CHALLENGE ->
What follows is a set of records; repeat all of them exactly.

*****

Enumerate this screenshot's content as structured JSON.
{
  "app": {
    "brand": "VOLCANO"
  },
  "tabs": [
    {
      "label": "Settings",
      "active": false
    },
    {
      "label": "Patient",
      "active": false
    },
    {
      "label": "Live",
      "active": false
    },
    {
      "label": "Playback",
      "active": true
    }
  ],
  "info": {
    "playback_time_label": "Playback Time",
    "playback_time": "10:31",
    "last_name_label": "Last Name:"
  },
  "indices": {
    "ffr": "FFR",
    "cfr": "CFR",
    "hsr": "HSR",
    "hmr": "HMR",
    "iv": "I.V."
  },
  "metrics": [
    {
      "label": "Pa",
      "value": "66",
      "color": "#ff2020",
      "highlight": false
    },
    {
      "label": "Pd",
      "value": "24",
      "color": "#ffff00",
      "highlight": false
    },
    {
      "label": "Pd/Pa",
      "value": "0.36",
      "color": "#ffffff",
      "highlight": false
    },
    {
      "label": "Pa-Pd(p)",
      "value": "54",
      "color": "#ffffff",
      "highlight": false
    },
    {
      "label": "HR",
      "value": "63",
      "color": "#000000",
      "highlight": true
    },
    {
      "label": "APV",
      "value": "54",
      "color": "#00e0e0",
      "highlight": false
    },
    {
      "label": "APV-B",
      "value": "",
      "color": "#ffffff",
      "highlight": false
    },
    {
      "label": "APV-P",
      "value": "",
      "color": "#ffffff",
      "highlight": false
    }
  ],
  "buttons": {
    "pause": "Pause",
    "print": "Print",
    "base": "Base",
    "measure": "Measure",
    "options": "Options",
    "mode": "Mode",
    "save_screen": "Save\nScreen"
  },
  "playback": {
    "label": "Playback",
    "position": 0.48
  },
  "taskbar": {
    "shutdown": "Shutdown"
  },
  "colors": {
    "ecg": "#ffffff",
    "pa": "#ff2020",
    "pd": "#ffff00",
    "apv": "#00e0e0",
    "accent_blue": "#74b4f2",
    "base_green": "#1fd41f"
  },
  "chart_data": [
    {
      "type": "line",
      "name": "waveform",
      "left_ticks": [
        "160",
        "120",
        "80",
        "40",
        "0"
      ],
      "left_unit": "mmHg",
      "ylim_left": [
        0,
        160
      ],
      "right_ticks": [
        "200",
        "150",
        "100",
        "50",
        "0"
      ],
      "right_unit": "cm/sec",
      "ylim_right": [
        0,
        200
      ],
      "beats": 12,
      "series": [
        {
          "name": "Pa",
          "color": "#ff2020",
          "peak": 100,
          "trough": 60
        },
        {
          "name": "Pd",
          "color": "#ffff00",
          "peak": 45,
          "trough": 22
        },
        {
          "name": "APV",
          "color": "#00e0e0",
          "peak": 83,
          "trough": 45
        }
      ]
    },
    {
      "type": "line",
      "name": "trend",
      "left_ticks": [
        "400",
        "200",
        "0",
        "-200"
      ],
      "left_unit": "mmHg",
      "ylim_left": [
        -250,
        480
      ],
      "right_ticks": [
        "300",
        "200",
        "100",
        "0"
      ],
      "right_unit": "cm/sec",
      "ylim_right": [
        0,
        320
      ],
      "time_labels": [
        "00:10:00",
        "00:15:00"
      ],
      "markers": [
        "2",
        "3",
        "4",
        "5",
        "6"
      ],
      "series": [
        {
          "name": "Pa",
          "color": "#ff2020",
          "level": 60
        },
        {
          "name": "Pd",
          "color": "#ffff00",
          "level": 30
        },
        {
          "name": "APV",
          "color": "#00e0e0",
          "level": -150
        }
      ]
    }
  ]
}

*****

COMPLETE OUTPUT ->
Enumerate this screenshot's content as structured JSON.
{
  "app": {
    "brand": "VOLCANO"
  },
  "tabs": [
    {
      "label": "Settings",
      "active": false
    },
    {
      "label": "Patient",
      "active": false
    },
    {
      "label": "Live",
      "active": false
    },
    {
      "label": "Playback",
      "active": true
    }
  ],
  "info": {
    "playback_time_label": "Playback Time",
    "playback_time": "10:31",
    "last_name_label": "Last Name:"
  },
  "indices": {
    "ffr": "FFR",
    "cfr": "CFR",
    "hsr": "HSR",
    "hmr": "HMR",
    "iv": "I.V."
  },
  "metrics": [
    {
      "label": "Pa",
      "value": "66",
      "color": "#ff2020",
      "highlight": false
    },
    {
      "label": "Pd",
      "value": "24",
      "color": "#ffff00",
      "highlight": false
    },
    {
      "label": "Pd/Pa",
      "value": "0.36",
      "color": "#ffffff",
      "highlight": false
    },
    {
      "label": "Pa-Pd(p)",
      "value": "54",
      "color": "#ffffff",
      "highlight": false
    },
    {
      "label": "HR",
      "value": "63",
      "color": "#000000",
      "highlight": true
    },
    {
      "label": "APV",
      "value": "54",
      "color": "#00e0e0",
      "highlight": false
    },
    {
      "label": "APV-B",
      "value": "",
      "color": "#ffffff",
      "highlight": false
    },
    {
      "label": "APV-P",
      "value": "",
      "color": "#ffffff",
      "highlight": false
    }
  ],
  "buttons": {
    "pause": "Pause",
    "print": "Print",
    "base": "Base",
    "measure": "Measure",
    "options": "Options",
    "mode": "Mode",
    "save_screen": "Save\nScreen"
  },
  "playback": {
    "label": "Playback",
    "position": 0.48
  },
  "taskbar": {
    "shutdown": "Shutdown"
  },
  "colors": {
    "ecg": "#ffffff",
    "pa": "#ff2020",
    "pd": "#ffff00",
    "apv": "#00e0e0",
    "accent_blue": "#74b4f2",
    "base_green": "#1fd41f"
  },
  "chart_data": [
    {
      "type": "line",
      "name": "waveform",
      "left_ticks": [
        "160",
        "120",
        "80",
        "40",
        "0"
      ],
      "left_unit": "mmHg",
      "ylim_left": [
        0,
        160
      ],
      "right_ticks": [
        "200",
        "150",
        "100",
        "50",
        "0"
      ],
      "right_unit": "cm/sec",
      "ylim_right": [
        0,
        200
      ],
      "beats": 12,
      "series": [
        {
          "name": "Pa",
          "color": "#ff2020",
          "peak": 100,
          "trough": 60
        },
        {
          "name": "Pd",
          "color": "#ffff00",
          "peak": 45,
          "trough": 22
        },
        {
          "name": "APV",
          "color": "#00e0e0",
          "peak": 83,
          "trough": 45
        }
      ]
    },
    {
      "type": "line",
      "name": "trend",
      "left_ticks": [
        "400",
        "200",
        "0",
        "-200"
      ],
      "left_unit": "mmHg",
      "ylim_left": [
        -250,
        480
      ],
      "right_ticks": [
        "300",
        "200",
        "100",
        "0"
      ],
      "right_unit": "cm/sec",
      "ylim_right": [
        0,
        320
      ],
      "time_labels": [
        "00:10:00",
        "00:15:00"
      ],
      "markers": [
        "2",
        "3",
        "4",
        "5",
        "6"
      ],
      "series": [
        {
          "name": "Pa",
          "color": "#ff2020",
          "level": 60
        },
        {
          "name": "Pd",
          "color": "#ffff00",
          "level": 30
        },
        {
          "name": "APV",
          "color": "#00e0e0",
          "level": -150
        }
      ]
    }
  ]
}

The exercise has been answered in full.